_AIM OF THE TASK_
Transcribe all of the material exactly. Any picture in it should be left out.

Records
════════
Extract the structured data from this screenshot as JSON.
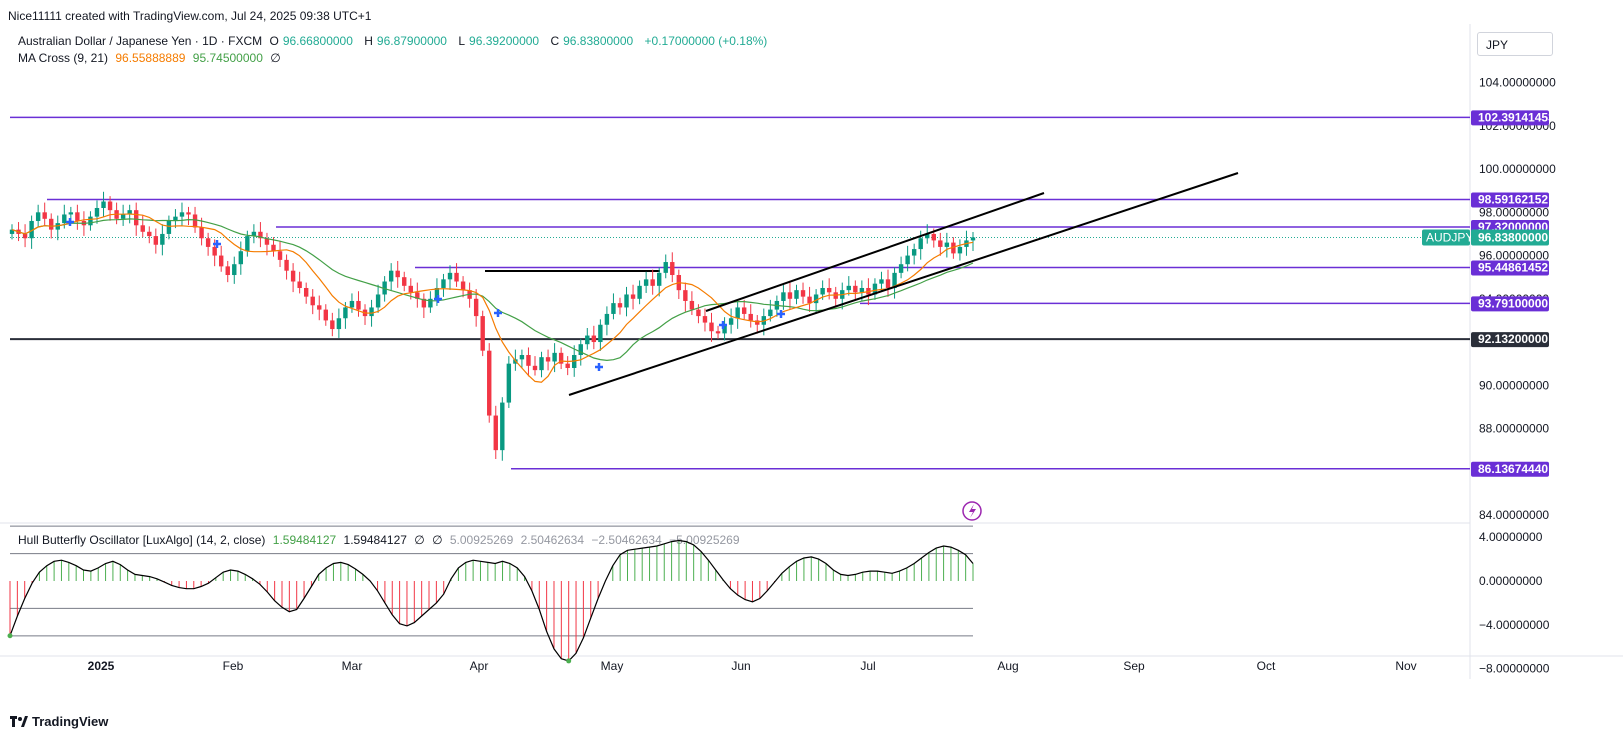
{
  "header": {
    "created_by": "Nice11111 created with TradingView.com, Jul 24, 2025 09:38 UTC+1"
  },
  "legend": {
    "symbol": "Australian Dollar / Japanese Yen · 1D · FXCM",
    "o_label": "O",
    "o_value": "96.66800000",
    "h_label": "H",
    "h_value": "96.87900000",
    "l_label": "L",
    "l_value": "96.39200000",
    "c_label": "C",
    "c_value": "96.83800000",
    "change": "+0.17000000 (+0.18%)",
    "ma_title": "MA Cross (9, 21)",
    "ma_fast": "96.55888889",
    "ma_slow": "95.74500000",
    "ma_zero": "∅"
  },
  "oscillator_legend": {
    "title": "Hull Butterfly Oscillator [LuxAlgo] (14, 2, close)",
    "v1": "1.59484127",
    "v2": "1.59484127",
    "z1": "∅",
    "z2": "∅",
    "v3": "5.00925269",
    "v4": "2.50462634",
    "v5": "−2.50462634",
    "v6": "−5.00925269"
  },
  "currency": "JPY",
  "footer": {
    "brand": "TradingView",
    "logo": "tradingview-logo-icon"
  },
  "colors": {
    "bull": "#089981",
    "bear": "#f23645",
    "level": "#6a2fd6",
    "dark_level": "#2a2e39",
    "ma_fast": "#f57c00",
    "ma_slow": "#43a047",
    "trend": "#000000",
    "osc_pos": "#4caf50",
    "osc_neg": "#f23645",
    "last_price": "#22ab94"
  },
  "chart_data": {
    "type": "candlestick",
    "symbol": "AUDJPY",
    "timeframe": "1D",
    "price_axis": {
      "ylim": [
        83.5,
        105
      ],
      "ticks": [
        "84.00000000",
        "86.00000000",
        "88.00000000",
        "90.00000000",
        "92.00000000",
        "94.00000000",
        "96.00000000",
        "98.00000000",
        "100.00000000",
        "102.00000000",
        "104.00000000"
      ]
    },
    "time_axis": {
      "labels": [
        "2025",
        "Feb",
        "Mar",
        "Apr",
        "May",
        "Jun",
        "Jul",
        "Aug",
        "Sep",
        "Oct",
        "Nov"
      ]
    },
    "horizontal_levels": [
      {
        "label": "102.39141453",
        "value": 102.39141453,
        "style": "purple"
      },
      {
        "label": "98.59162152",
        "value": 98.59162152,
        "style": "purple"
      },
      {
        "label": "97.32000000",
        "value": 97.32,
        "style": "purple"
      },
      {
        "label": "95.44861452",
        "value": 95.44861452,
        "style": "purple"
      },
      {
        "label": "93.79100000",
        "value": 93.791,
        "style": "purple"
      },
      {
        "label": "92.13200000",
        "value": 92.132,
        "style": "dark"
      },
      {
        "label": "86.13674440",
        "value": 86.1367444,
        "style": "purple"
      }
    ],
    "last_price": {
      "symbol_tag": "AUDJPY",
      "value": 96.838,
      "label": "96.83800000"
    },
    "trendlines": [
      {
        "from": [
          "Apr 21",
          89.6
        ],
        "to": [
          "Sep 24",
          100.0
        ]
      },
      {
        "from": [
          "May 20",
          93.9
        ],
        "to": [
          "Aug 8",
          99.0
        ]
      }
    ],
    "closes": [
      97.2,
      97.0,
      96.8,
      97.6,
      98.0,
      97.7,
      97.2,
      97.5,
      97.9,
      98.0,
      97.6,
      97.4,
      97.8,
      98.2,
      98.5,
      98.1,
      97.7,
      97.9,
      98.1,
      97.4,
      97.1,
      96.9,
      96.5,
      97.0,
      97.6,
      97.8,
      98.0,
      97.9,
      97.3,
      96.8,
      96.4,
      96.0,
      95.5,
      95.1,
      95.6,
      96.2,
      96.9,
      97.1,
      96.8,
      96.5,
      96.2,
      95.8,
      95.3,
      94.8,
      94.5,
      94.1,
      93.7,
      93.5,
      93.0,
      92.6,
      93.1,
      93.6,
      93.9,
      93.5,
      93.2,
      93.6,
      94.2,
      94.8,
      95.3,
      95.0,
      94.6,
      94.3,
      94.0,
      93.6,
      94.0,
      94.5,
      94.9,
      95.2,
      94.8,
      94.4,
      94.0,
      93.2,
      91.6,
      88.6,
      87.0,
      89.2,
      91.0,
      91.2,
      91.4,
      90.9,
      90.7,
      91.3,
      91.1,
      91.5,
      91.0,
      90.8,
      91.4,
      91.9,
      92.3,
      92.0,
      92.8,
      93.3,
      93.8,
      93.6,
      94.2,
      94.0,
      94.6,
      94.9,
      94.6,
      95.2,
      95.7,
      95.1,
      94.4,
      93.9,
      93.5,
      93.2,
      92.9,
      92.5,
      92.4,
      92.8,
      93.1,
      93.6,
      93.3,
      93.0,
      92.8,
      93.2,
      93.5,
      93.9,
      94.3,
      94.0,
      94.4,
      94.1,
      93.8,
      94.2,
      94.5,
      94.3,
      94.0,
      94.4,
      94.6,
      94.3,
      94.5,
      94.2,
      94.7,
      94.9,
      94.5,
      95.2,
      95.6,
      96.0,
      96.3,
      96.8,
      97.0,
      96.7,
      96.4,
      96.6,
      96.1,
      96.4,
      96.7,
      96.84
    ],
    "oscillator": {
      "title": "Hull Butterfly Oscillator [LuxAlgo] (14, 2, close)",
      "ylim": [
        -8,
        5
      ],
      "ticks": [
        "4.00000000",
        "0.00000000",
        "−4.00000000",
        "−8.00000000"
      ],
      "levels": [
        5.00925269,
        2.50462634,
        -2.50462634,
        -5.00925269
      ],
      "values": [
        -5.0,
        -3.2,
        -1.6,
        -0.2,
        0.8,
        1.4,
        1.8,
        1.9,
        1.7,
        1.4,
        1.0,
        0.9,
        1.2,
        1.6,
        1.8,
        1.5,
        1.0,
        0.6,
        0.5,
        0.4,
        0.2,
        -0.1,
        -0.4,
        -0.6,
        -0.7,
        -0.7,
        -0.5,
        -0.2,
        0.3,
        0.8,
        1.0,
        0.9,
        0.6,
        0.2,
        -0.3,
        -1.0,
        -1.8,
        -2.4,
        -2.8,
        -2.6,
        -1.6,
        -0.5,
        0.6,
        1.2,
        1.6,
        1.7,
        1.5,
        1.1,
        0.6,
        0.0,
        -0.9,
        -2.0,
        -3.1,
        -3.9,
        -4.1,
        -3.8,
        -3.2,
        -2.6,
        -2.0,
        -1.2,
        0.2,
        1.2,
        1.7,
        1.9,
        1.8,
        1.7,
        1.6,
        1.8,
        1.6,
        1.2,
        0.4,
        -0.9,
        -2.6,
        -4.6,
        -6.2,
        -7.1,
        -7.3,
        -6.6,
        -5.2,
        -3.4,
        -1.6,
        0.0,
        1.4,
        2.4,
        2.8,
        2.9,
        3.0,
        3.1,
        3.2,
        3.4,
        3.6,
        3.7,
        3.6,
        3.3,
        2.7,
        1.9,
        1.0,
        0.1,
        -0.7,
        -1.3,
        -1.7,
        -1.9,
        -1.6,
        -0.9,
        -0.1,
        0.7,
        1.3,
        1.8,
        2.1,
        2.2,
        2.0,
        1.6,
        1.0,
        0.6,
        0.5,
        0.6,
        0.8,
        0.9,
        0.9,
        0.8,
        0.7,
        0.9,
        1.2,
        1.6,
        2.1,
        2.6,
        3.0,
        3.2,
        3.1,
        2.8,
        2.4,
        1.6
      ]
    }
  }
}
════════
_ANSWER_
Extract the structured data from this screenshot as JSON.
{
  "header": {
    "created_by": "Nice11111 created with TradingView.com, Jul 24, 2025 09:38 UTC+1"
  },
  "legend": {
    "symbol": "Australian Dollar / Japanese Yen · 1D · FXCM",
    "o_label": "O",
    "o_value": "96.66800000",
    "h_label": "H",
    "h_value": "96.87900000",
    "l_label": "L",
    "l_value": "96.39200000",
    "c_label": "C",
    "c_value": "96.83800000",
    "change": "+0.17000000 (+0.18%)",
    "ma_title": "MA Cross (9, 21)",
    "ma_fast": "96.55888889",
    "ma_slow": "95.74500000",
    "ma_zero": "∅"
  },
  "oscillator_legend": {
    "title": "Hull Butterfly Oscillator [LuxAlgo] (14, 2, close)",
    "v1": "1.59484127",
    "v2": "1.59484127",
    "z1": "∅",
    "z2": "∅",
    "v3": "5.00925269",
    "v4": "2.50462634",
    "v5": "−2.50462634",
    "v6": "−5.00925269"
  },
  "currency": "JPY",
  "footer": {
    "brand": "TradingView",
    "logo": "tradingview-logo-icon"
  },
  "colors": {
    "bull": "#089981",
    "bear": "#f23645",
    "level": "#6a2fd6",
    "dark_level": "#2a2e39",
    "ma_fast": "#f57c00",
    "ma_slow": "#43a047",
    "trend": "#000000",
    "osc_pos": "#4caf50",
    "osc_neg": "#f23645",
    "last_price": "#22ab94"
  },
  "chart_data": {
    "type": "candlestick",
    "symbol": "AUDJPY",
    "timeframe": "1D",
    "price_axis": {
      "ylim": [
        83.5,
        105
      ],
      "ticks": [
        "84.00000000",
        "86.00000000",
        "88.00000000",
        "90.00000000",
        "92.00000000",
        "94.00000000",
        "96.00000000",
        "98.00000000",
        "100.00000000",
        "102.00000000",
        "104.00000000"
      ]
    },
    "time_axis": {
      "labels": [
        "2025",
        "Feb",
        "Mar",
        "Apr",
        "May",
        "Jun",
        "Jul",
        "Aug",
        "Sep",
        "Oct",
        "Nov"
      ]
    },
    "horizontal_levels": [
      {
        "label": "102.39141453",
        "value": 102.39141453,
        "style": "purple"
      },
      {
        "label": "98.59162152",
        "value": 98.59162152,
        "style": "purple"
      },
      {
        "label": "97.32000000",
        "value": 97.32,
        "style": "purple"
      },
      {
        "label": "95.44861452",
        "value": 95.44861452,
        "style": "purple"
      },
      {
        "label": "93.79100000",
        "value": 93.791,
        "style": "purple"
      },
      {
        "label": "92.13200000",
        "value": 92.132,
        "style": "dark"
      },
      {
        "label": "86.13674440",
        "value": 86.1367444,
        "style": "purple"
      }
    ],
    "last_price": {
      "symbol_tag": "AUDJPY",
      "value": 96.838,
      "label": "96.83800000"
    },
    "trendlines": [
      {
        "from": [
          "Apr 21",
          89.6
        ],
        "to": [
          "Sep 24",
          100.0
        ]
      },
      {
        "from": [
          "May 20",
          93.9
        ],
        "to": [
          "Aug 8",
          99.0
        ]
      }
    ],
    "closes": [
      97.2,
      97.0,
      96.8,
      97.6,
      98.0,
      97.7,
      97.2,
      97.5,
      97.9,
      98.0,
      97.6,
      97.4,
      97.8,
      98.2,
      98.5,
      98.1,
      97.7,
      97.9,
      98.1,
      97.4,
      97.1,
      96.9,
      96.5,
      97.0,
      97.6,
      97.8,
      98.0,
      97.9,
      97.3,
      96.8,
      96.4,
      96.0,
      95.5,
      95.1,
      95.6,
      96.2,
      96.9,
      97.1,
      96.8,
      96.5,
      96.2,
      95.8,
      95.3,
      94.8,
      94.5,
      94.1,
      93.7,
      93.5,
      93.0,
      92.6,
      93.1,
      93.6,
      93.9,
      93.5,
      93.2,
      93.6,
      94.2,
      94.8,
      95.3,
      95.0,
      94.6,
      94.3,
      94.0,
      93.6,
      94.0,
      94.5,
      94.9,
      95.2,
      94.8,
      94.4,
      94.0,
      93.2,
      91.6,
      88.6,
      87.0,
      89.2,
      91.0,
      91.2,
      91.4,
      90.9,
      90.7,
      91.3,
      91.1,
      91.5,
      91.0,
      90.8,
      91.4,
      91.9,
      92.3,
      92.0,
      92.8,
      93.3,
      93.8,
      93.6,
      94.2,
      94.0,
      94.6,
      94.9,
      94.6,
      95.2,
      95.7,
      95.1,
      94.4,
      93.9,
      93.5,
      93.2,
      92.9,
      92.5,
      92.4,
      92.8,
      93.1,
      93.6,
      93.3,
      93.0,
      92.8,
      93.2,
      93.5,
      93.9,
      94.3,
      94.0,
      94.4,
      94.1,
      93.8,
      94.2,
      94.5,
      94.3,
      94.0,
      94.4,
      94.6,
      94.3,
      94.5,
      94.2,
      94.7,
      94.9,
      94.5,
      95.2,
      95.6,
      96.0,
      96.3,
      96.8,
      97.0,
      96.7,
      96.4,
      96.6,
      96.1,
      96.4,
      96.7,
      96.84
    ],
    "oscillator": {
      "title": "Hull Butterfly Oscillator [LuxAlgo] (14, 2, close)",
      "ylim": [
        -8,
        5
      ],
      "ticks": [
        "4.00000000",
        "0.00000000",
        "−4.00000000",
        "−8.00000000"
      ],
      "levels": [
        5.00925269,
        2.50462634,
        -2.50462634,
        -5.00925269
      ],
      "values": [
        -5.0,
        -3.2,
        -1.6,
        -0.2,
        0.8,
        1.4,
        1.8,
        1.9,
        1.7,
        1.4,
        1.0,
        0.9,
        1.2,
        1.6,
        1.8,
        1.5,
        1.0,
        0.6,
        0.5,
        0.4,
        0.2,
        -0.1,
        -0.4,
        -0.6,
        -0.7,
        -0.7,
        -0.5,
        -0.2,
        0.3,
        0.8,
        1.0,
        0.9,
        0.6,
        0.2,
        -0.3,
        -1.0,
        -1.8,
        -2.4,
        -2.8,
        -2.6,
        -1.6,
        -0.5,
        0.6,
        1.2,
        1.6,
        1.7,
        1.5,
        1.1,
        0.6,
        0.0,
        -0.9,
        -2.0,
        -3.1,
        -3.9,
        -4.1,
        -3.8,
        -3.2,
        -2.6,
        -2.0,
        -1.2,
        0.2,
        1.2,
        1.7,
        1.9,
        1.8,
        1.7,
        1.6,
        1.8,
        1.6,
        1.2,
        0.4,
        -0.9,
        -2.6,
        -4.6,
        -6.2,
        -7.1,
        -7.3,
        -6.6,
        -5.2,
        -3.4,
        -1.6,
        0.0,
        1.4,
        2.4,
        2.8,
        2.9,
        3.0,
        3.1,
        3.2,
        3.4,
        3.6,
        3.7,
        3.6,
        3.3,
        2.7,
        1.9,
        1.0,
        0.1,
        -0.7,
        -1.3,
        -1.7,
        -1.9,
        -1.6,
        -0.9,
        -0.1,
        0.7,
        1.3,
        1.8,
        2.1,
        2.2,
        2.0,
        1.6,
        1.0,
        0.6,
        0.5,
        0.6,
        0.8,
        0.9,
        0.9,
        0.8,
        0.7,
        0.9,
        1.2,
        1.6,
        2.1,
        2.6,
        3.0,
        3.2,
        3.1,
        2.8,
        2.4,
        1.6
      ]
    }
  }
}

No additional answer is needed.